=== Job ===
For the data that follows, report how many lines contain the word "title", and nothing else.

=== Task inputs ===
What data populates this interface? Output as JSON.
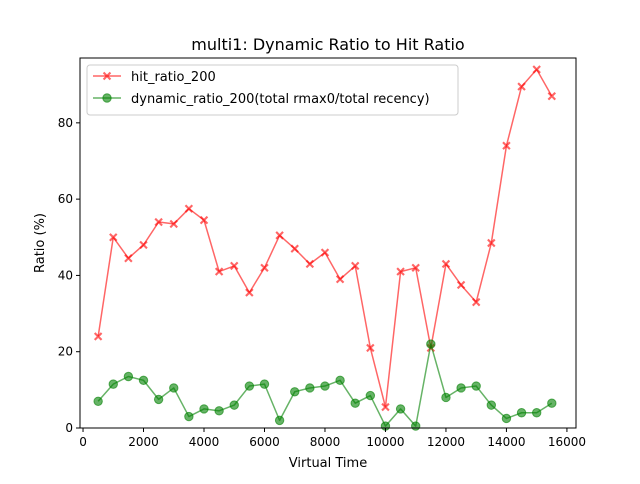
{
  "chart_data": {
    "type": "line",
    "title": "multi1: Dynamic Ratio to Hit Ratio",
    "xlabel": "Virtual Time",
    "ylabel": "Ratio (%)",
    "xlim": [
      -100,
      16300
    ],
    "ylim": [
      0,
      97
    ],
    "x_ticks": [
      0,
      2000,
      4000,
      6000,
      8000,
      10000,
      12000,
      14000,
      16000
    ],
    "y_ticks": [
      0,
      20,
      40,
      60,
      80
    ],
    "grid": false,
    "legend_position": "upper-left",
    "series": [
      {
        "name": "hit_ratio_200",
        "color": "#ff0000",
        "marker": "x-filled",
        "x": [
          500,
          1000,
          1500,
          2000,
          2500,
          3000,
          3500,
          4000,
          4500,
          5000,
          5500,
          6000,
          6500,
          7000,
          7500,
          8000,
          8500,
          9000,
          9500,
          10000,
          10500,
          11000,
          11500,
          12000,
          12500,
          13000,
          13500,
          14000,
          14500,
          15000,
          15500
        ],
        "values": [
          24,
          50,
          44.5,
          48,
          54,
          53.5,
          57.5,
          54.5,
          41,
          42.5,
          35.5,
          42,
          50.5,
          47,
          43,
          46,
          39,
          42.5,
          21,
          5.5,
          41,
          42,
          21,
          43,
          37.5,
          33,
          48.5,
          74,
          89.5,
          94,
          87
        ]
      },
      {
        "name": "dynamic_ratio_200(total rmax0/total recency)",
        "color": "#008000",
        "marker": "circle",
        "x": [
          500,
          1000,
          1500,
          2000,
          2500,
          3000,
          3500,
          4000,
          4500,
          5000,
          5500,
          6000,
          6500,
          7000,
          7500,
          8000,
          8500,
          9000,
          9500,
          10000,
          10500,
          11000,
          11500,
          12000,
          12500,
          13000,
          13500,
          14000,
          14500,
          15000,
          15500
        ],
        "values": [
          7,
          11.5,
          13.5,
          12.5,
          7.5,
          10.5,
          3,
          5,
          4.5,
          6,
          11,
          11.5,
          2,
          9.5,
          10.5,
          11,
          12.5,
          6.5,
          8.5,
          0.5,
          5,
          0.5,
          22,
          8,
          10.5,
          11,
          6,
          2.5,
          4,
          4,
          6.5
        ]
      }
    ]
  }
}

...

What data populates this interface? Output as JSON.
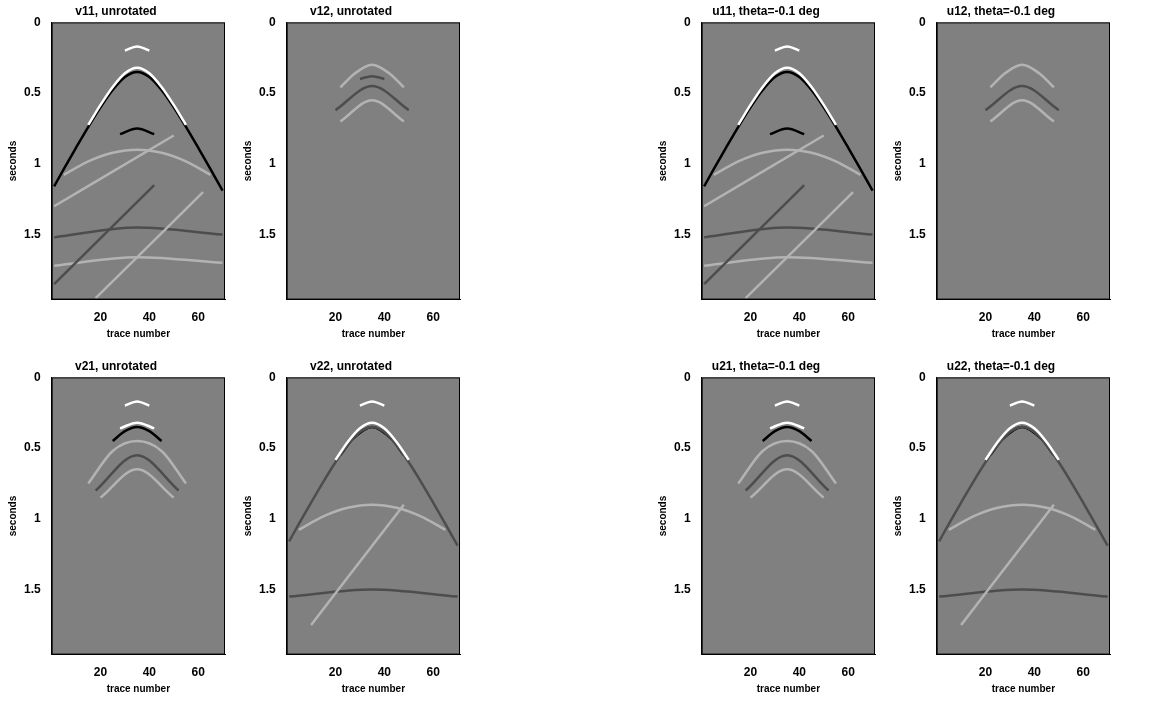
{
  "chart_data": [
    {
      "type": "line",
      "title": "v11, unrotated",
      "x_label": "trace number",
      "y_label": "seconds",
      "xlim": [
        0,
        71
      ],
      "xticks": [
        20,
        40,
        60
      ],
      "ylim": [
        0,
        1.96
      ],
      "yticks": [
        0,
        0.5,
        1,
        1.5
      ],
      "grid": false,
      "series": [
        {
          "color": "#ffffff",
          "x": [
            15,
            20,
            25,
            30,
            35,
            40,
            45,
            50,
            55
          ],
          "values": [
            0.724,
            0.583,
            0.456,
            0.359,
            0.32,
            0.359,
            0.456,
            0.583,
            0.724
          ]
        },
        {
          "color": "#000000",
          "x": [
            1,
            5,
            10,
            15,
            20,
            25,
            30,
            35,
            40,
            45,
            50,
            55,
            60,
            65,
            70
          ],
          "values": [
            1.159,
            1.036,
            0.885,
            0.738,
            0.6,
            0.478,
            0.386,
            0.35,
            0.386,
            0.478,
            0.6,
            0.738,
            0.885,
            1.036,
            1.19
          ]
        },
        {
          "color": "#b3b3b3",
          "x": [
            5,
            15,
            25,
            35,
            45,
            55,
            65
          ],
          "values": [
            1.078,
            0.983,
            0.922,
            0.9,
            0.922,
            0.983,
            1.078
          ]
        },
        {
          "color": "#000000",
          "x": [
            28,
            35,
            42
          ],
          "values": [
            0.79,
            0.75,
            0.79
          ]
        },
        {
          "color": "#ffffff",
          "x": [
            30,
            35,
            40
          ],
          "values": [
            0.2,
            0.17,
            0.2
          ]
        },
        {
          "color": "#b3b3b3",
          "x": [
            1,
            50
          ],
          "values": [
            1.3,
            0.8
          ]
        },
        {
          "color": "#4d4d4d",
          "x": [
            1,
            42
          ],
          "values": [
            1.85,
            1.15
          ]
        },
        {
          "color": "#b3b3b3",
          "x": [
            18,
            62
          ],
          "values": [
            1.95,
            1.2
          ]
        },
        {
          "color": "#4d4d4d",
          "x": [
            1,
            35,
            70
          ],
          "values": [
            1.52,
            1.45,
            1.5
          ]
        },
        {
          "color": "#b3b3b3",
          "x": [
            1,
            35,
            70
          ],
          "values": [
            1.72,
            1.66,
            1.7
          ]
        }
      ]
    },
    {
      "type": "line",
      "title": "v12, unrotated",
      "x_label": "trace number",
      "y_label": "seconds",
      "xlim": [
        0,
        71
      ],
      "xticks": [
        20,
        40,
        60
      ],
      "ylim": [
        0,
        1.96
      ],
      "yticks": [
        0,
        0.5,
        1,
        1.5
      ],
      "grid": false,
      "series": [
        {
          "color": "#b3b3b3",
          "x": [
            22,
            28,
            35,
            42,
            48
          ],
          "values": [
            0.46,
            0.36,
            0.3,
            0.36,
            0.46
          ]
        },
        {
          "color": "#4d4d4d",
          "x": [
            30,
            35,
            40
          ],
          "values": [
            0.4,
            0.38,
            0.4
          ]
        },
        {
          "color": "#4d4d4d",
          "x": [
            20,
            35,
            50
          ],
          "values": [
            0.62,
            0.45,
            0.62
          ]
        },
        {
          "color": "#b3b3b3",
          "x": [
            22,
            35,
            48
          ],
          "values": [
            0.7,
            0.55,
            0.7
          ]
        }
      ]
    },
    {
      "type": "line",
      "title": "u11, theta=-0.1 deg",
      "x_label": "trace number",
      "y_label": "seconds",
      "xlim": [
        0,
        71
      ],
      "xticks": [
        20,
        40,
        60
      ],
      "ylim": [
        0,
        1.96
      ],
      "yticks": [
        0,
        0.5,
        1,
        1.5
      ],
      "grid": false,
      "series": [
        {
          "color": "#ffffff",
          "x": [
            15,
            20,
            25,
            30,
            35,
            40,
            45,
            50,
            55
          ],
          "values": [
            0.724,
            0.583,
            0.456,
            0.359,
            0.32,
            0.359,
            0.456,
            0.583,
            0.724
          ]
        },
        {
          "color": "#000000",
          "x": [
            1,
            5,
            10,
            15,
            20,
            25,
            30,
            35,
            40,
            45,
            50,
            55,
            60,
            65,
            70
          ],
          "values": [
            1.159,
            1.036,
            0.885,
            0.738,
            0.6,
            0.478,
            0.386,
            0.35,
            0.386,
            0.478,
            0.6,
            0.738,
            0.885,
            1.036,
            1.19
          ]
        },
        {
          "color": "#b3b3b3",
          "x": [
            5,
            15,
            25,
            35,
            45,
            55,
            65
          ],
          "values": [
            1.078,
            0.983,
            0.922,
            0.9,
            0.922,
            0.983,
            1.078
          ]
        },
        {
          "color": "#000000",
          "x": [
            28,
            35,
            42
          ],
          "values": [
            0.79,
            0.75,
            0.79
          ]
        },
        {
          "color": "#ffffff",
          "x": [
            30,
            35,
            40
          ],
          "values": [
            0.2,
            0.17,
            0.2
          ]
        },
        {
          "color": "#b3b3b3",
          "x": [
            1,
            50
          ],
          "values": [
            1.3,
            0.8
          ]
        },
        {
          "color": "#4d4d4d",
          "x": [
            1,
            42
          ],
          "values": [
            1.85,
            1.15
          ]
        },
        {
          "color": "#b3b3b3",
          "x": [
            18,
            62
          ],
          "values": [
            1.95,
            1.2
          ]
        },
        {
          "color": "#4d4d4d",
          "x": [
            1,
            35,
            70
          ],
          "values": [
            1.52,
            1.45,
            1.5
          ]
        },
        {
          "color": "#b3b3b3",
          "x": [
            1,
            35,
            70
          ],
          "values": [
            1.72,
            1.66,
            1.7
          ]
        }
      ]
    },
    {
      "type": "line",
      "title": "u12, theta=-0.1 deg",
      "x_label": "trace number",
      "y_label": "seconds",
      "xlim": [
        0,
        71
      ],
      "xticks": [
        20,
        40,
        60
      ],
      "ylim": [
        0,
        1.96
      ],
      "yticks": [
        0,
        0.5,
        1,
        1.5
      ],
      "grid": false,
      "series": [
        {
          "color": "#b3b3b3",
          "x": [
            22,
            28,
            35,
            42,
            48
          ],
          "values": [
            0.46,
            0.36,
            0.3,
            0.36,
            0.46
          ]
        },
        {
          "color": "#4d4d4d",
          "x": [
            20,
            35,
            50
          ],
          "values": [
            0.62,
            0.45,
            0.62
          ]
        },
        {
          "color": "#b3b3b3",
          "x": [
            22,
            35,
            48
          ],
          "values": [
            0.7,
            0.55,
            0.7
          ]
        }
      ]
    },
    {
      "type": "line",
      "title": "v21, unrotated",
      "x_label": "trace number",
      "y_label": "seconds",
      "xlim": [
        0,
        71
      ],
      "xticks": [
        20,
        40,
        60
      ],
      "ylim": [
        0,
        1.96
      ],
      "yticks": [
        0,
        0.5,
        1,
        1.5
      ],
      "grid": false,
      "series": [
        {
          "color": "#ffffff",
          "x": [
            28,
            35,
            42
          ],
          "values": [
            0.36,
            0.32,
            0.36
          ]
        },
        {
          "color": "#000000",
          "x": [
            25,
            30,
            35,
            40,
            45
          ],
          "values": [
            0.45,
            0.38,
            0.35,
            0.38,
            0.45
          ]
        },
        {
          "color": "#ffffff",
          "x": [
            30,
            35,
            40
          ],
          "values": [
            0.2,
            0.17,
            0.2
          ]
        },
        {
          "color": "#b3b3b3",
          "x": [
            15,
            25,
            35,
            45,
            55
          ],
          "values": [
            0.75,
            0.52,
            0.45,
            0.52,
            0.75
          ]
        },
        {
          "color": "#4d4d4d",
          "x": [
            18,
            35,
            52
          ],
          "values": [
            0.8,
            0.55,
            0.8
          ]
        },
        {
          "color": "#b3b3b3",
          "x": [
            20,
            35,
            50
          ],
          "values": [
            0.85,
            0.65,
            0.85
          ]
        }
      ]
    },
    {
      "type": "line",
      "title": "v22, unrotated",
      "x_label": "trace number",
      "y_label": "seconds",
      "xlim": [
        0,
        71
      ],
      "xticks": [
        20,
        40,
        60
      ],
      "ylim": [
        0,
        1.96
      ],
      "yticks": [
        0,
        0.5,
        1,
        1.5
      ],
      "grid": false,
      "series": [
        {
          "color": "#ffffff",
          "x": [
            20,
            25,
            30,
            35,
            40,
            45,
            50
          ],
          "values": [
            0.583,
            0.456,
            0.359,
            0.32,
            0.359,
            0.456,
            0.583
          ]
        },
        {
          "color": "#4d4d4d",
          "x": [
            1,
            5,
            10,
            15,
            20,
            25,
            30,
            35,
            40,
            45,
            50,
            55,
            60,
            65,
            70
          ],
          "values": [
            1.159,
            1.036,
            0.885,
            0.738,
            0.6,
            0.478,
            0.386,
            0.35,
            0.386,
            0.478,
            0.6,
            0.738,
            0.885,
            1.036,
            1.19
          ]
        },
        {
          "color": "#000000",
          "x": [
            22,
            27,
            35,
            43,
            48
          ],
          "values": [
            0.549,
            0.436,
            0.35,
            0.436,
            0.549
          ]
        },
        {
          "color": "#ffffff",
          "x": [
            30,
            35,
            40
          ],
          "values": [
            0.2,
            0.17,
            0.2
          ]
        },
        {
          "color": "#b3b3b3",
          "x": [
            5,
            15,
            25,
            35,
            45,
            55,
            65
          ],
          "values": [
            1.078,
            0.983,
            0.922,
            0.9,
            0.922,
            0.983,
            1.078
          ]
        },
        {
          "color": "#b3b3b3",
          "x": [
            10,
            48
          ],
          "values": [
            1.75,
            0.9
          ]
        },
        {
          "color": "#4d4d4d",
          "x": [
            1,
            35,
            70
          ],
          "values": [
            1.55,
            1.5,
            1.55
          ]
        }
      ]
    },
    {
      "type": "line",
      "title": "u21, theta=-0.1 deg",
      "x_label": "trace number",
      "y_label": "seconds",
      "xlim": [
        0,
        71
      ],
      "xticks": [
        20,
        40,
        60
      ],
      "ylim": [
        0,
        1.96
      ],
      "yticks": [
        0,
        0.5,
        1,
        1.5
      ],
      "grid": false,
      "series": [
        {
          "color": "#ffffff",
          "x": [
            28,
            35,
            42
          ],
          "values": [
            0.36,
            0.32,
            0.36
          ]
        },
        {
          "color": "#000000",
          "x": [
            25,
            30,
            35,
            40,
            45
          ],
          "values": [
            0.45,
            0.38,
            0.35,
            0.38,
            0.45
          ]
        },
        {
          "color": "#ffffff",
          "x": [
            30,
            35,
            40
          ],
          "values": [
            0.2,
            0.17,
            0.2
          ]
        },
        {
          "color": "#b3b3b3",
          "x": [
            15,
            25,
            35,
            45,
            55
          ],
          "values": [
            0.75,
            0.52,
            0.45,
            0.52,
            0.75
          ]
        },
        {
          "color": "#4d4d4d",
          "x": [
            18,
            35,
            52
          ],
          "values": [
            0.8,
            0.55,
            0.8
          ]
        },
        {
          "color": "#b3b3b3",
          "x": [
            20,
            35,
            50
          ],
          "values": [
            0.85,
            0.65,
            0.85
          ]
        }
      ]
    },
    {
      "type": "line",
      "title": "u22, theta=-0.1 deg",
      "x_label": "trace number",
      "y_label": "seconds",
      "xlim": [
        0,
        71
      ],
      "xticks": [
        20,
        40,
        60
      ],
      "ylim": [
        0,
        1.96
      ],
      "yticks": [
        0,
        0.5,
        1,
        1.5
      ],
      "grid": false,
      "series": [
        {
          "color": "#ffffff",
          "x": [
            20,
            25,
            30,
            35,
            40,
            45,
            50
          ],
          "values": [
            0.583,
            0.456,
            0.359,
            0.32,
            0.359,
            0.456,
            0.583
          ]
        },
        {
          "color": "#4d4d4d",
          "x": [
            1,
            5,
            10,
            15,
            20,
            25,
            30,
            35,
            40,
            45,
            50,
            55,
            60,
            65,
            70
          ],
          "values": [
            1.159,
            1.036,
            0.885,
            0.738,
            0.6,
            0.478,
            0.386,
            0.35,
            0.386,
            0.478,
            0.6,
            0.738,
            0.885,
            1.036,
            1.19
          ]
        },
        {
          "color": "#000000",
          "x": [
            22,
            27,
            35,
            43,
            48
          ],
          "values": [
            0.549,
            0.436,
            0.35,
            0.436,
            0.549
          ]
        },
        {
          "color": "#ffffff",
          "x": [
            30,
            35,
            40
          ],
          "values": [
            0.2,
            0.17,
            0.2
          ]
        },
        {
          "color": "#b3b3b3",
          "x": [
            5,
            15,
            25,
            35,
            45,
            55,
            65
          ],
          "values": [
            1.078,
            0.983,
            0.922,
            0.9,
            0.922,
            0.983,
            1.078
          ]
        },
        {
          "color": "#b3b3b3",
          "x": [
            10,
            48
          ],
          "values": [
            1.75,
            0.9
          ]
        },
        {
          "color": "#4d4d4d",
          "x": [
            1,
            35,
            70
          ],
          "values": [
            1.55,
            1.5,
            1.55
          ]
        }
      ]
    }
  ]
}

=== Answer for this exercise ===
9